Data extract —

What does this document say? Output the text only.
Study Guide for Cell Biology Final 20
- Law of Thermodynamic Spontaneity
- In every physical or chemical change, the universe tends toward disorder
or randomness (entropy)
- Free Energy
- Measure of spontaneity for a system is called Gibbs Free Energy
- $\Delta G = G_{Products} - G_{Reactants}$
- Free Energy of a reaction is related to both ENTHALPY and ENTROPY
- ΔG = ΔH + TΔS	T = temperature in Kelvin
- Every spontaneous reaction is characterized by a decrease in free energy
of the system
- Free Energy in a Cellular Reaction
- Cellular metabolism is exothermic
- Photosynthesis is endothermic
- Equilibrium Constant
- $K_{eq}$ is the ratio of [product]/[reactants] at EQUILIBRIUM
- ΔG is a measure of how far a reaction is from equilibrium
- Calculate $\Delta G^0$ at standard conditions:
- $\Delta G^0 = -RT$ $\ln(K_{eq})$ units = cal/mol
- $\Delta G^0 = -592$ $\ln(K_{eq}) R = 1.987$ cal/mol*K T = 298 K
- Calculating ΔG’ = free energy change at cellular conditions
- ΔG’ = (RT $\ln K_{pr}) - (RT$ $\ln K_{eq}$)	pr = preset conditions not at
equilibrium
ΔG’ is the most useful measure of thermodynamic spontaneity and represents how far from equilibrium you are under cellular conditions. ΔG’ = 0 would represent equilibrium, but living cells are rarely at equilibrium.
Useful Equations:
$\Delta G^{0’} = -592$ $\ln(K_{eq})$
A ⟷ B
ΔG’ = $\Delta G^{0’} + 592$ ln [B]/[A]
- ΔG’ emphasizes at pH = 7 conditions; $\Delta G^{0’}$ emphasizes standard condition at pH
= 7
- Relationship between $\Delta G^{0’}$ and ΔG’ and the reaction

What is expected —
In the material, count each line that holds the string "system", and report only how many there are.

Exercise solution —
2